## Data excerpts
---

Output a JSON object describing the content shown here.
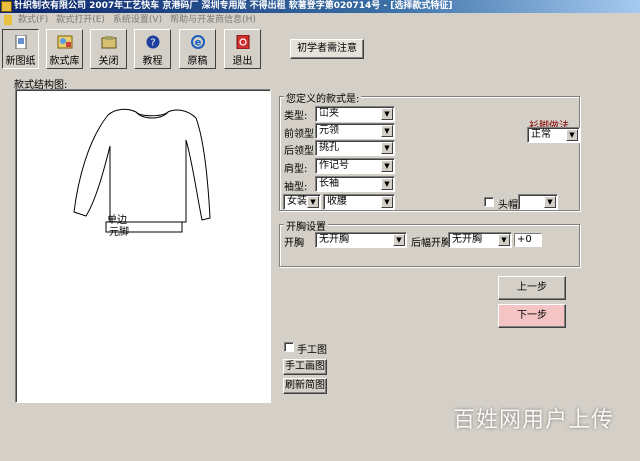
{
  "title_bar": {
    "text": "针织制衣有限公司   2007年工艺快车 京港码厂 深圳专用版    不得出租   软著登字第020714号 - [选择款式特征]"
  },
  "menu": {
    "items": [
      "款式(F)",
      "款式打开(E)",
      "系统设置(V)",
      "帮助与开发商信息(H)"
    ]
  },
  "toolbar": {
    "buttons": [
      {
        "label": "新图纸",
        "icon": "new-drawing-icon"
      },
      {
        "label": "款式库",
        "icon": "style-library-icon"
      },
      {
        "label": "关闭",
        "icon": "close-icon"
      },
      {
        "label": "教程",
        "icon": "help-icon"
      },
      {
        "label": "原稿",
        "icon": "ie-icon"
      },
      {
        "label": "退出",
        "icon": "exit-icon"
      }
    ],
    "beginner_button": "初学者需注意"
  },
  "structure": {
    "label": "款式结构图:",
    "hem_label": "单边",
    "hem_value": "元脚"
  },
  "style_group": {
    "title": "您定义的款式是:",
    "fields": [
      {
        "label": "类型:",
        "value": "冚夹"
      },
      {
        "label": "前领型",
        "value": "元领"
      },
      {
        "label": "后领型",
        "value": "挑孔"
      },
      {
        "label": "肩型:",
        "value": "作记号"
      },
      {
        "label": "袖型:",
        "value": "长袖"
      }
    ],
    "gender": "女装",
    "waist": "收腰",
    "hem_method_label": "衫脚做法",
    "hem_method_value": "正常",
    "hood_label": "头帽",
    "hood_value": ""
  },
  "opening_group": {
    "title": "开胸设置",
    "front_label": "开胸",
    "front_value": "无开胸",
    "back_label": "后幅开胸",
    "back_value": "无开胸",
    "offset": "+0"
  },
  "nav": {
    "prev": "上一步",
    "next": "下一步"
  },
  "manual": {
    "checkbox_label": "手工图",
    "draw_button": "手工画图",
    "refresh_button": "刷新简图"
  },
  "watermark": "百姓网用户上传",
  "colors": {
    "window_bg": "#d4d0c8",
    "next_button_bg": "#f4c4c4",
    "hem_method_label": "#800000"
  }
}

---

## SHORT TASK
Return the records exactly. Don't carry the pictures over.

## REPLY TO THE TASK
Output a JSON object describing the content shown here.
{
  "title_bar": {
    "text": "针织制衣有限公司   2007年工艺快车 京港码厂 深圳专用版    不得出租   软著登字第020714号 - [选择款式特征]"
  },
  "menu": {
    "items": [
      "款式(F)",
      "款式打开(E)",
      "系统设置(V)",
      "帮助与开发商信息(H)"
    ]
  },
  "toolbar": {
    "buttons": [
      {
        "label": "新图纸",
        "icon": "new-drawing-icon"
      },
      {
        "label": "款式库",
        "icon": "style-library-icon"
      },
      {
        "label": "关闭",
        "icon": "close-icon"
      },
      {
        "label": "教程",
        "icon": "help-icon"
      },
      {
        "label": "原稿",
        "icon": "ie-icon"
      },
      {
        "label": "退出",
        "icon": "exit-icon"
      }
    ],
    "beginner_button": "初学者需注意"
  },
  "structure": {
    "label": "款式结构图:",
    "hem_label": "单边",
    "hem_value": "元脚"
  },
  "style_group": {
    "title": "您定义的款式是:",
    "fields": [
      {
        "label": "类型:",
        "value": "冚夹"
      },
      {
        "label": "前领型",
        "value": "元领"
      },
      {
        "label": "后领型",
        "value": "挑孔"
      },
      {
        "label": "肩型:",
        "value": "作记号"
      },
      {
        "label": "袖型:",
        "value": "长袖"
      }
    ],
    "gender": "女装",
    "waist": "收腰",
    "hem_method_label": "衫脚做法",
    "hem_method_value": "正常",
    "hood_label": "头帽",
    "hood_value": ""
  },
  "opening_group": {
    "title": "开胸设置",
    "front_label": "开胸",
    "front_value": "无开胸",
    "back_label": "后幅开胸",
    "back_value": "无开胸",
    "offset": "+0"
  },
  "nav": {
    "prev": "上一步",
    "next": "下一步"
  },
  "manual": {
    "checkbox_label": "手工图",
    "draw_button": "手工画图",
    "refresh_button": "刷新简图"
  },
  "watermark": "百姓网用户上传",
  "colors": {
    "window_bg": "#d4d0c8",
    "next_button_bg": "#f4c4c4",
    "hem_method_label": "#800000"
  }
}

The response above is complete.